> _Record excerpts_
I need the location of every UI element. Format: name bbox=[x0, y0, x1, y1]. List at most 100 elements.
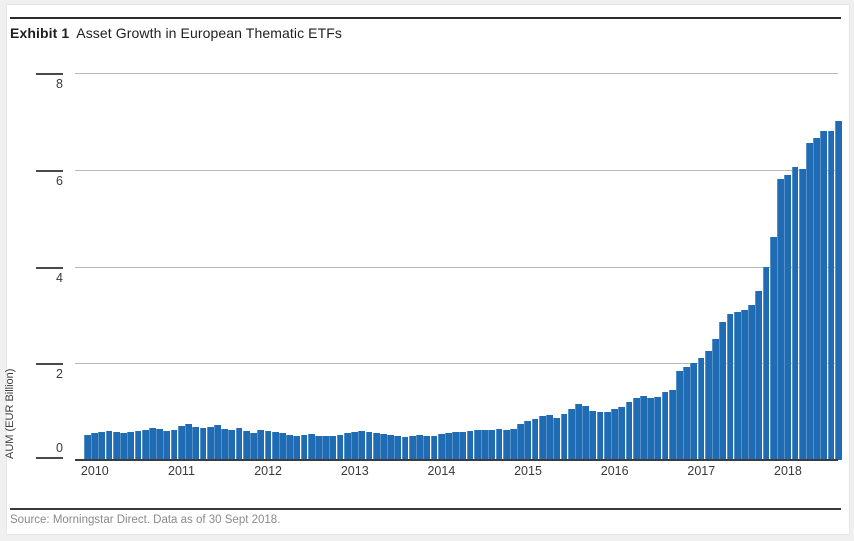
bottom-rule bbox=[10, 508, 841, 510]
bar-month-18 bbox=[213, 425, 221, 460]
bar-month-20 bbox=[228, 429, 236, 460]
bar-month-70 bbox=[589, 410, 597, 460]
y-tick-2 bbox=[36, 363, 63, 366]
bar-month-52 bbox=[459, 431, 467, 460]
y-tick-6 bbox=[36, 169, 63, 172]
y-tick-label-8: 8 bbox=[56, 77, 63, 91]
bar-month-97 bbox=[784, 174, 792, 460]
bar-month-53 bbox=[466, 430, 474, 460]
bar-month-98 bbox=[791, 167, 799, 460]
bar-month-67 bbox=[567, 409, 575, 460]
bar-month-25 bbox=[264, 430, 272, 460]
x-year-label-2013: 2013 bbox=[340, 464, 369, 478]
gridline-6 bbox=[75, 169, 838, 171]
bar-month-75 bbox=[625, 401, 633, 460]
bar-month-104 bbox=[834, 121, 842, 460]
bar-month-27 bbox=[278, 433, 286, 460]
bar-month-87 bbox=[712, 339, 719, 460]
bar-month-38 bbox=[358, 430, 366, 460]
bar-month-49 bbox=[437, 434, 445, 460]
bar-month-71 bbox=[596, 411, 604, 460]
bar-month-32 bbox=[315, 435, 322, 460]
y-tick-label-2: 2 bbox=[56, 367, 63, 382]
top-rule bbox=[10, 17, 841, 19]
bar-month-85 bbox=[697, 358, 705, 460]
exhibit-label: Exhibit 1 bbox=[10, 25, 70, 41]
x-year-label-2010: 2010 bbox=[80, 464, 109, 478]
y-tick-label-0: 0 bbox=[56, 441, 63, 455]
bar-month-2 bbox=[98, 431, 106, 460]
bar-month-24 bbox=[257, 429, 265, 460]
bar-month-48 bbox=[430, 435, 438, 460]
bar-month-57 bbox=[495, 429, 503, 460]
bar-month-58 bbox=[502, 429, 510, 460]
bar-month-56 bbox=[488, 430, 496, 460]
y-tick-label-4: 4 bbox=[56, 270, 63, 285]
x-year-label-2018: 2018 bbox=[774, 464, 802, 478]
bar-month-13 bbox=[177, 426, 185, 460]
bar-month-94 bbox=[762, 266, 770, 460]
x-year-label-2017: 2017 bbox=[687, 464, 716, 478]
bar-month-82 bbox=[676, 370, 683, 460]
bar-month-86 bbox=[704, 351, 712, 460]
bar-month-89 bbox=[726, 313, 734, 460]
bar-month-23 bbox=[250, 433, 257, 460]
bar-month-55 bbox=[481, 429, 488, 460]
bar-month-39 bbox=[365, 431, 373, 460]
gridline-2 bbox=[75, 363, 838, 365]
y-tick-8 bbox=[36, 73, 63, 75]
bar-month-30 bbox=[300, 435, 308, 460]
bar-month-74 bbox=[618, 406, 626, 460]
plot-area bbox=[75, 73, 842, 460]
bar-month-29 bbox=[293, 435, 301, 460]
bar-month-50 bbox=[445, 432, 452, 460]
bar-month-17 bbox=[206, 427, 214, 460]
bar-month-95 bbox=[769, 237, 777, 460]
bar-month-34 bbox=[329, 435, 337, 460]
gridline-4 bbox=[75, 266, 838, 268]
bar-month-63 bbox=[538, 416, 546, 460]
bar-month-0 bbox=[84, 434, 91, 460]
bar-month-9 bbox=[148, 428, 156, 460]
bar-month-69 bbox=[582, 405, 589, 460]
bar-month-61 bbox=[524, 421, 532, 460]
bar-month-37 bbox=[351, 431, 358, 460]
bar-month-22 bbox=[242, 430, 250, 460]
bar-month-100 bbox=[806, 143, 813, 460]
source-note: Source: Morningstar Direct. Data as of 3… bbox=[10, 514, 281, 526]
bar-month-26 bbox=[271, 432, 279, 460]
bar-month-40 bbox=[372, 433, 380, 460]
bar-month-93 bbox=[755, 290, 763, 460]
bar-month-8 bbox=[141, 429, 149, 460]
y-tick-0 bbox=[36, 457, 63, 459]
y-tick-4 bbox=[36, 266, 63, 269]
bar-month-90 bbox=[733, 312, 741, 460]
bar-month-102 bbox=[820, 131, 828, 460]
bar-month-64 bbox=[546, 415, 553, 460]
bar-month-3 bbox=[105, 430, 113, 460]
x-year-label-2011: 2011 bbox=[168, 464, 195, 478]
figure-title: Exhibit 1 Asset Growth in European Themat… bbox=[10, 25, 342, 41]
bar-month-6 bbox=[127, 432, 135, 460]
bar-month-66 bbox=[560, 414, 568, 460]
bar-month-19 bbox=[221, 428, 228, 460]
bar-month-5 bbox=[120, 433, 127, 460]
bar-month-84 bbox=[690, 363, 698, 460]
bar-month-36 bbox=[343, 433, 351, 460]
bar-month-72 bbox=[603, 411, 611, 460]
bar-month-16 bbox=[199, 427, 207, 460]
bar-month-33 bbox=[322, 436, 330, 460]
x-year-label-2015: 2015 bbox=[514, 464, 542, 478]
bar-month-68 bbox=[574, 404, 582, 460]
x-axis-line bbox=[75, 459, 838, 461]
gridline-8 bbox=[75, 73, 838, 74]
bar-month-83 bbox=[683, 367, 691, 460]
bar-month-78 bbox=[647, 398, 654, 460]
bar-month-47 bbox=[423, 435, 431, 460]
bar-month-77 bbox=[639, 395, 647, 460]
bar-month-15 bbox=[192, 427, 200, 460]
y-axis-title: AUM (EUR Billion) bbox=[4, 368, 16, 459]
bar-month-59 bbox=[509, 428, 517, 460]
bar-month-62 bbox=[531, 418, 539, 460]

> _Exercise details_
Repeat the lines above word for word, but leave out the pictures.

> _The output_
I need the location of every UI element. Format: name bbox=[x0, y0, x1, y1]. List at most 100 elements.
bottom-rule bbox=[10, 508, 841, 510]
bar-month-18 bbox=[213, 425, 221, 460]
bar-month-20 bbox=[228, 429, 236, 460]
bar-month-70 bbox=[589, 410, 597, 460]
y-tick-2 bbox=[36, 363, 63, 366]
bar-month-52 bbox=[459, 431, 467, 460]
y-tick-6 bbox=[36, 169, 63, 172]
y-tick-label-8: 8 bbox=[56, 77, 63, 91]
bar-month-97 bbox=[784, 174, 792, 460]
bar-month-53 bbox=[466, 430, 474, 460]
bar-month-98 bbox=[791, 167, 799, 460]
bar-month-67 bbox=[567, 409, 575, 460]
bar-month-25 bbox=[264, 430, 272, 460]
x-year-label-2013: 2013 bbox=[340, 464, 369, 478]
gridline-6 bbox=[75, 169, 838, 171]
bar-month-75 bbox=[625, 401, 633, 460]
bar-month-104 bbox=[834, 121, 842, 460]
bar-month-27 bbox=[278, 433, 286, 460]
bar-month-87 bbox=[712, 339, 719, 460]
bar-month-38 bbox=[358, 430, 366, 460]
bar-month-49 bbox=[437, 434, 445, 460]
bar-month-71 bbox=[596, 411, 604, 460]
bar-month-32 bbox=[315, 435, 322, 460]
y-tick-label-2: 2 bbox=[56, 367, 63, 382]
top-rule bbox=[10, 17, 841, 19]
bar-month-85 bbox=[697, 358, 705, 460]
exhibit-label: Exhibit 1 bbox=[10, 25, 70, 41]
x-year-label-2010: 2010 bbox=[80, 464, 109, 478]
y-tick-label-0: 0 bbox=[56, 441, 63, 455]
bar-month-2 bbox=[98, 431, 106, 460]
bar-month-24 bbox=[257, 429, 265, 460]
bar-month-48 bbox=[430, 435, 438, 460]
bar-month-57 bbox=[495, 429, 503, 460]
bar-month-58 bbox=[502, 429, 510, 460]
bar-month-56 bbox=[488, 430, 496, 460]
y-tick-label-4: 4 bbox=[56, 270, 63, 285]
x-year-label-2018: 2018 bbox=[774, 464, 802, 478]
bar-month-13 bbox=[177, 426, 185, 460]
bar-month-94 bbox=[762, 266, 770, 460]
x-year-label-2017: 2017 bbox=[687, 464, 716, 478]
bar-month-82 bbox=[676, 370, 683, 460]
bar-month-86 bbox=[704, 351, 712, 460]
bar-month-89 bbox=[726, 313, 734, 460]
bar-month-23 bbox=[250, 433, 257, 460]
bar-month-55 bbox=[481, 429, 488, 460]
bar-month-39 bbox=[365, 431, 373, 460]
gridline-2 bbox=[75, 363, 838, 365]
y-tick-8 bbox=[36, 73, 63, 75]
bar-month-30 bbox=[300, 435, 308, 460]
bar-month-74 bbox=[618, 406, 626, 460]
plot-area bbox=[75, 73, 842, 460]
bar-month-29 bbox=[293, 435, 301, 460]
bar-month-50 bbox=[445, 432, 452, 460]
bar-month-17 bbox=[206, 427, 214, 460]
bar-month-95 bbox=[769, 237, 777, 460]
bar-month-34 bbox=[329, 435, 337, 460]
gridline-4 bbox=[75, 266, 838, 268]
bar-month-63 bbox=[538, 416, 546, 460]
bar-month-0 bbox=[84, 434, 91, 460]
bar-month-9 bbox=[148, 428, 156, 460]
bar-month-69 bbox=[582, 405, 589, 460]
bar-month-61 bbox=[524, 421, 532, 460]
bar-month-37 bbox=[351, 431, 358, 460]
bar-month-22 bbox=[242, 430, 250, 460]
bar-month-100 bbox=[806, 143, 813, 460]
source-note: Source: Morningstar Direct. Data as of 3… bbox=[10, 514, 281, 526]
bar-month-26 bbox=[271, 432, 279, 460]
bar-month-40 bbox=[372, 433, 380, 460]
bar-month-93 bbox=[755, 290, 763, 460]
bar-month-8 bbox=[141, 429, 149, 460]
y-tick-0 bbox=[36, 457, 63, 459]
y-tick-4 bbox=[36, 266, 63, 269]
bar-month-90 bbox=[733, 312, 741, 460]
bar-month-102 bbox=[820, 131, 828, 460]
bar-month-64 bbox=[546, 415, 553, 460]
bar-month-3 bbox=[105, 430, 113, 460]
x-year-label-2011: 2011 bbox=[168, 464, 195, 478]
figure-title: Exhibit 1 Asset Growth in European Themat… bbox=[10, 25, 342, 41]
bar-month-6 bbox=[127, 432, 135, 460]
bar-month-66 bbox=[560, 414, 568, 460]
bar-month-19 bbox=[221, 428, 228, 460]
bar-month-5 bbox=[120, 433, 127, 460]
bar-month-84 bbox=[690, 363, 698, 460]
bar-month-36 bbox=[343, 433, 351, 460]
bar-month-72 bbox=[603, 411, 611, 460]
bar-month-16 bbox=[199, 427, 207, 460]
bar-month-33 bbox=[322, 436, 330, 460]
x-year-label-2015: 2015 bbox=[514, 464, 542, 478]
bar-month-68 bbox=[574, 404, 582, 460]
x-axis-line bbox=[75, 459, 838, 461]
gridline-8 bbox=[75, 73, 838, 74]
bar-month-83 bbox=[683, 367, 691, 460]
bar-month-78 bbox=[647, 398, 654, 460]
bar-month-47 bbox=[423, 435, 431, 460]
bar-month-77 bbox=[639, 395, 647, 460]
bar-month-15 bbox=[192, 427, 200, 460]
y-axis-title: AUM (EUR Billion) bbox=[4, 368, 16, 459]
bar-month-59 bbox=[509, 428, 517, 460]
bar-month-62 bbox=[531, 418, 539, 460]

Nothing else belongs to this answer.